TASK INSTRUCTIONS »
Write out every entry precisely as given, leaving the pictures out.

Data entries
—————
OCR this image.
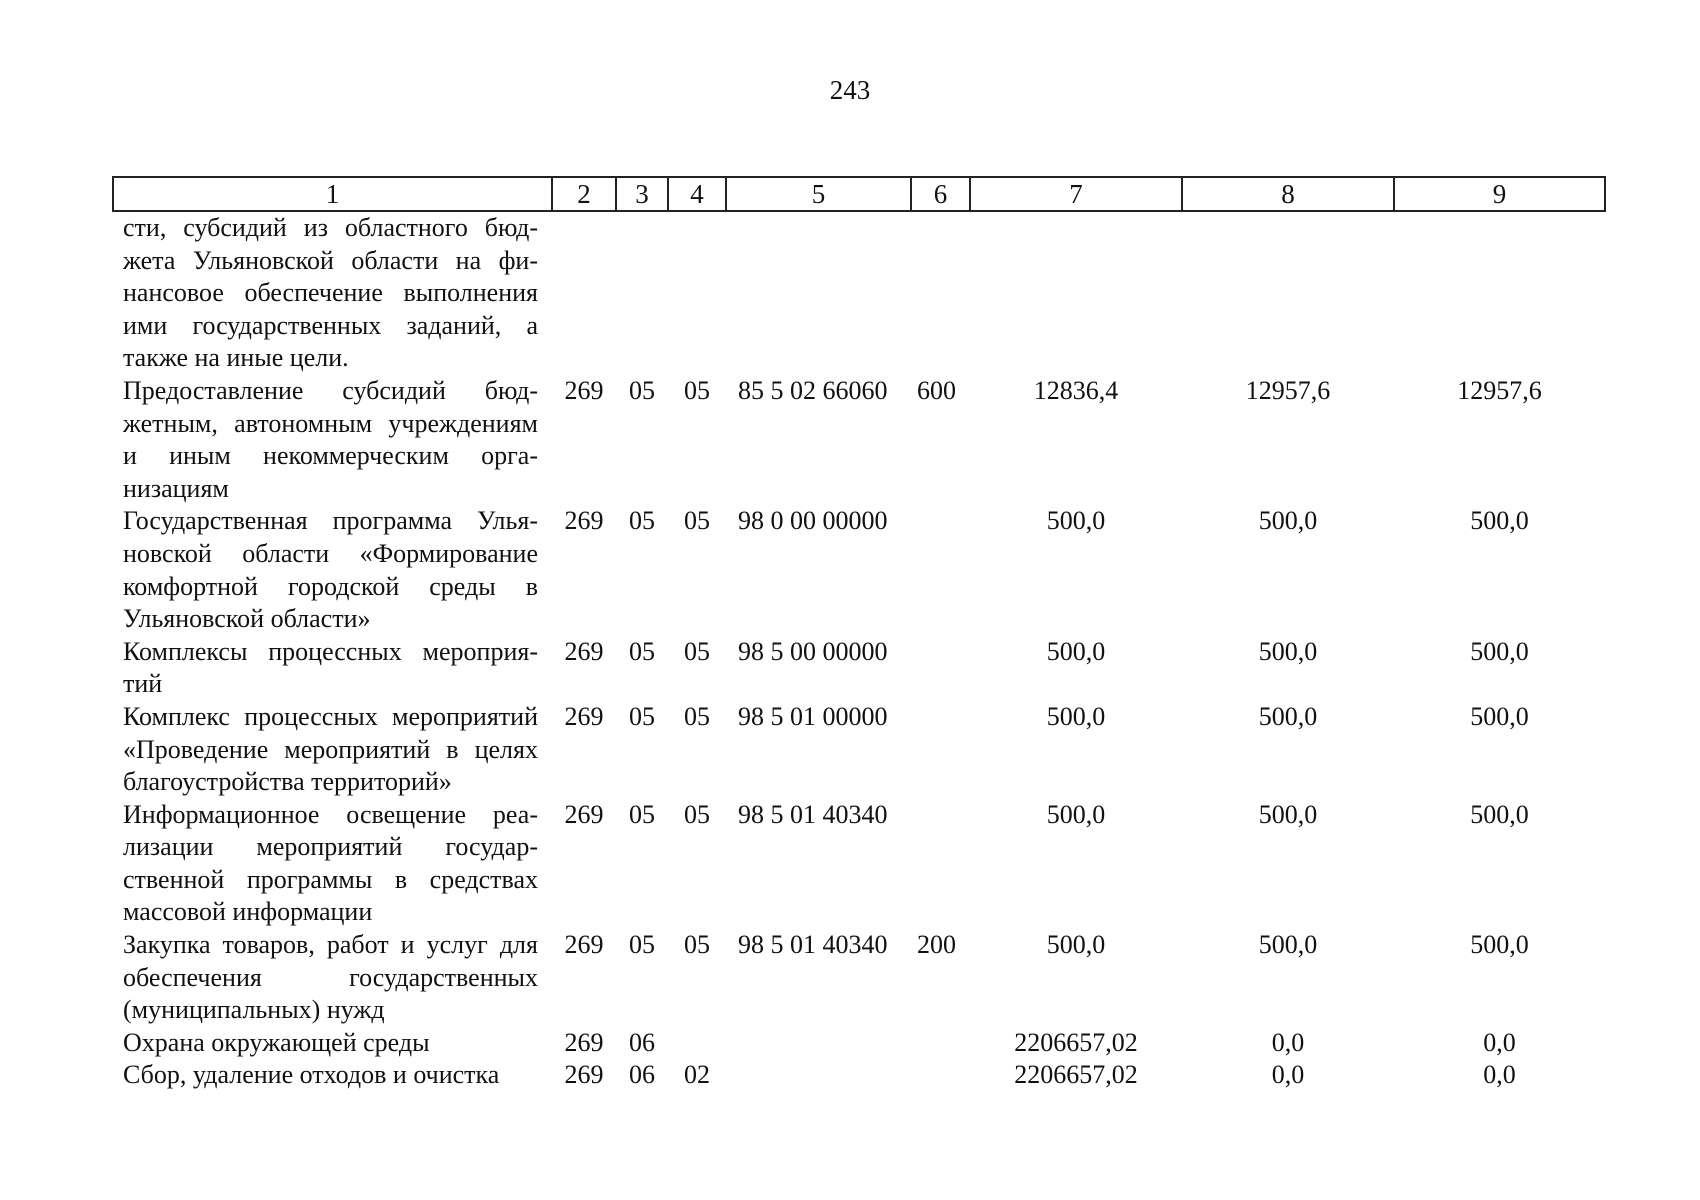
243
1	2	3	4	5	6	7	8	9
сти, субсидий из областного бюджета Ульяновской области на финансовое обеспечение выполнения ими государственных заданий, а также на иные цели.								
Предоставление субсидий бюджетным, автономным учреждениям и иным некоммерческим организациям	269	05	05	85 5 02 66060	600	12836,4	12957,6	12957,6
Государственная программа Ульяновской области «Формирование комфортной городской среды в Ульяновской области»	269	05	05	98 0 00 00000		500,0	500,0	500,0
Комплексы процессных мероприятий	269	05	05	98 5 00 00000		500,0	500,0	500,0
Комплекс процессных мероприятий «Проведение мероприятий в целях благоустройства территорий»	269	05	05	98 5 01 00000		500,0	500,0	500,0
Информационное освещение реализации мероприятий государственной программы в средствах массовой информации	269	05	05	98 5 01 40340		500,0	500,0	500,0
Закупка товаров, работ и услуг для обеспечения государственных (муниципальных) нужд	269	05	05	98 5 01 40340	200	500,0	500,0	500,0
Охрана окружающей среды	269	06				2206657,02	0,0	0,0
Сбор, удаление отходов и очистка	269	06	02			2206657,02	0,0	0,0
—————
RESPONSE FOR THIS EXERCISE »
OCR this image.
243
1	2	3	4	5	6	7	8	9
сти, субсидий из областного бюджета Ульяновской области на финансовое обеспечение выполнения ими государственных заданий, а также на иные цели.								
Предоставление субсидий бюджетным, автономным учреждениям и иным некоммерческим организациям	269	05	05	85 5 02 66060	600	12836,4	12957,6	12957,6
Государственная программа Ульяновской области «Формирование комфортной городской среды в Ульяновской области»	269	05	05	98 0 00 00000		500,0	500,0	500,0
Комплексы процессных мероприятий	269	05	05	98 5 00 00000		500,0	500,0	500,0
Комплекс процессных мероприятий «Проведение мероприятий в целях благоустройства территорий»	269	05	05	98 5 01 00000		500,0	500,0	500,0
Информационное освещение реализации мероприятий государственной программы в средствах массовой информации	269	05	05	98 5 01 40340		500,0	500,0	500,0
Закупка товаров, работ и услуг для обеспечения государственных (муниципальных) нужд	269	05	05	98 5 01 40340	200	500,0	500,0	500,0
Охрана окружающей среды	269	06				2206657,02	0,0	0,0
Сбор, удаление отходов и очистка	269	06	02			2206657,02	0,0	0,0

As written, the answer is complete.